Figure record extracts
──────────────────────────────

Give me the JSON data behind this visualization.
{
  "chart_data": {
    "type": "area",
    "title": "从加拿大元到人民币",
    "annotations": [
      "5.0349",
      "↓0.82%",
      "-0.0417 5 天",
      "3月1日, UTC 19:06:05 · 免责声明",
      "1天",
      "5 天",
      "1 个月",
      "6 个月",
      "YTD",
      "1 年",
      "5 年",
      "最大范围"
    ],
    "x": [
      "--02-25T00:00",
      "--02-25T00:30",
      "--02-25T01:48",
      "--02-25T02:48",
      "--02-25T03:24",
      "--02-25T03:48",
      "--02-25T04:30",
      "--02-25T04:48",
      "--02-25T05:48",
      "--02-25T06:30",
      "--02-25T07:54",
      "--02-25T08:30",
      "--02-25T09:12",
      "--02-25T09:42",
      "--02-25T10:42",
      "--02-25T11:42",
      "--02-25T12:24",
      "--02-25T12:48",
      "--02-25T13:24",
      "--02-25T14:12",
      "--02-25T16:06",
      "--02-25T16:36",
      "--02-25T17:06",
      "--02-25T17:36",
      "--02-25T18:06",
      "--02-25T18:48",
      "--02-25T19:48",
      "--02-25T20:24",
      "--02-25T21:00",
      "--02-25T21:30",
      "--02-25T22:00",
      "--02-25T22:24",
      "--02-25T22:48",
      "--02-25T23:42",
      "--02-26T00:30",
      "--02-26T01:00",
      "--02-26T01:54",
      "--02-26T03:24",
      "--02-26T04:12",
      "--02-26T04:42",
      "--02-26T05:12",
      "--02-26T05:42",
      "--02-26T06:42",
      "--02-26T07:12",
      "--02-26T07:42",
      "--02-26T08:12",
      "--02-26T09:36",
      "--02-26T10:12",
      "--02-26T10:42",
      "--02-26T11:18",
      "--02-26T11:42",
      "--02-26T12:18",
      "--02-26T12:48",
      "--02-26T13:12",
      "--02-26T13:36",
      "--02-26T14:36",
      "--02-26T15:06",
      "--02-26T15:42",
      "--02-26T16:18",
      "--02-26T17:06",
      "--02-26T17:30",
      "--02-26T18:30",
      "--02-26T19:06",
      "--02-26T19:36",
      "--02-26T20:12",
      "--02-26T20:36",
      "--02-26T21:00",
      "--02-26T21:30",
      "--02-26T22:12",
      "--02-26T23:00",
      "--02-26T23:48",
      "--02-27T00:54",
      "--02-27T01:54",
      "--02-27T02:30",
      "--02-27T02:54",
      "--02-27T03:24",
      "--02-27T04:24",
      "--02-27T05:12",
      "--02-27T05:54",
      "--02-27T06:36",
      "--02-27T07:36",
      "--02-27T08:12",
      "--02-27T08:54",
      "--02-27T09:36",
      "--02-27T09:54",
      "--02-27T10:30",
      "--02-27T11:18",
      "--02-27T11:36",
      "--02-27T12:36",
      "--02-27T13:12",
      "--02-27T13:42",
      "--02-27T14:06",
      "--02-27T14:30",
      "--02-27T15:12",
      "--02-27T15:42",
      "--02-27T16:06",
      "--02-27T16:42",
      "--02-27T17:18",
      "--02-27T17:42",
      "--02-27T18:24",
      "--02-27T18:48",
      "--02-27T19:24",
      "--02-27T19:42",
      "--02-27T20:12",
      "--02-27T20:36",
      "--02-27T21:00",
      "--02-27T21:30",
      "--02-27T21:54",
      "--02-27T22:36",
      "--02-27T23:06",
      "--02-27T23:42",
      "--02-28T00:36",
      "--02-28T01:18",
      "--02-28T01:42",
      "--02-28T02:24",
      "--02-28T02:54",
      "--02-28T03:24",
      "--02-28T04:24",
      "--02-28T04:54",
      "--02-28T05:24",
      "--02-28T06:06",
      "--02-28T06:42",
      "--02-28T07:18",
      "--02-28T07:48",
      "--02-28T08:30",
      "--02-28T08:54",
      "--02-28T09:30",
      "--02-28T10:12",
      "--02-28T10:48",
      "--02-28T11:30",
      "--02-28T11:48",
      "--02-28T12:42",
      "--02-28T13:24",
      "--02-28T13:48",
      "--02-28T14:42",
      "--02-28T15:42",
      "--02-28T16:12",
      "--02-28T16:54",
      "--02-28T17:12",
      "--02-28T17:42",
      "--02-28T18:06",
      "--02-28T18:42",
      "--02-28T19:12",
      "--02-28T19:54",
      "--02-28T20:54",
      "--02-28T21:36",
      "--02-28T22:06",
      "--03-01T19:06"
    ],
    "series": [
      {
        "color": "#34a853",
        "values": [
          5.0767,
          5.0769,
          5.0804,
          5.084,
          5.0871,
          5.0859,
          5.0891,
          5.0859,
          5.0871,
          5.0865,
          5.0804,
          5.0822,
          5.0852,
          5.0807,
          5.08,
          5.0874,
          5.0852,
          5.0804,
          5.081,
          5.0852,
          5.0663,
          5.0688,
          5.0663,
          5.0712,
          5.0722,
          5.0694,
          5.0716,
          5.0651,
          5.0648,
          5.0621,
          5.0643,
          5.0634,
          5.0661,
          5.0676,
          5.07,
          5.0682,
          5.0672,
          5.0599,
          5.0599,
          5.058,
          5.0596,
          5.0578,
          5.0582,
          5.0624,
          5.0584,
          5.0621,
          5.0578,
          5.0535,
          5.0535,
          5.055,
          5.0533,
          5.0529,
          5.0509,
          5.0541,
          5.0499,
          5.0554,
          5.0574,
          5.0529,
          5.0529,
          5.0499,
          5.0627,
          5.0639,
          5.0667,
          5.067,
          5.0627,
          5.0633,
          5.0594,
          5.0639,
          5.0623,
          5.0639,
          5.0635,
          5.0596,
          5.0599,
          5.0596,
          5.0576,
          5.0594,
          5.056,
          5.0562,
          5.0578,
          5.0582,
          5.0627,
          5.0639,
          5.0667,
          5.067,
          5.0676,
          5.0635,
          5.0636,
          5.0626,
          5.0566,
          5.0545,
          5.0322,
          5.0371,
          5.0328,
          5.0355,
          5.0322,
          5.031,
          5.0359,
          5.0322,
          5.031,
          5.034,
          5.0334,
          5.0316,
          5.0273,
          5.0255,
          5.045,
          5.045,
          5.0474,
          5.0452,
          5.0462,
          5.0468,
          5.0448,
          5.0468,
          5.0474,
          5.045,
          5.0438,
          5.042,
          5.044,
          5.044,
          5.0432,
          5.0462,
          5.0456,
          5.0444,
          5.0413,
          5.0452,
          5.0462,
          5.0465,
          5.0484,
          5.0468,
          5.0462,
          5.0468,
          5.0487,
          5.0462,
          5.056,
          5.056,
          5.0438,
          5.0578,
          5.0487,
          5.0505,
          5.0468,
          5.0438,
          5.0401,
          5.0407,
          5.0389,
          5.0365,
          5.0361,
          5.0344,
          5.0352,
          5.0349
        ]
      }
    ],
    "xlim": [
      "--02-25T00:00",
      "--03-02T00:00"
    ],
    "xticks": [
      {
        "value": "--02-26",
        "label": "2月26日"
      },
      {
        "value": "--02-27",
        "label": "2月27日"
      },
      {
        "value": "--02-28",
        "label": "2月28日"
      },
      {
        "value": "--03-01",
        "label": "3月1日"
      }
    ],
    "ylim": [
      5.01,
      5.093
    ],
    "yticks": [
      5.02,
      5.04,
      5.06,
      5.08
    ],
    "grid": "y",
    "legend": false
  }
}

──────────────────────────────

Set task:
Search the preceding listing for the word "label" and pull out every line that holds it.

Result for this task:
        "label": "2月26日"
        "label": "2月27日"
        "label": "2月28日"
        "label": "3月1日"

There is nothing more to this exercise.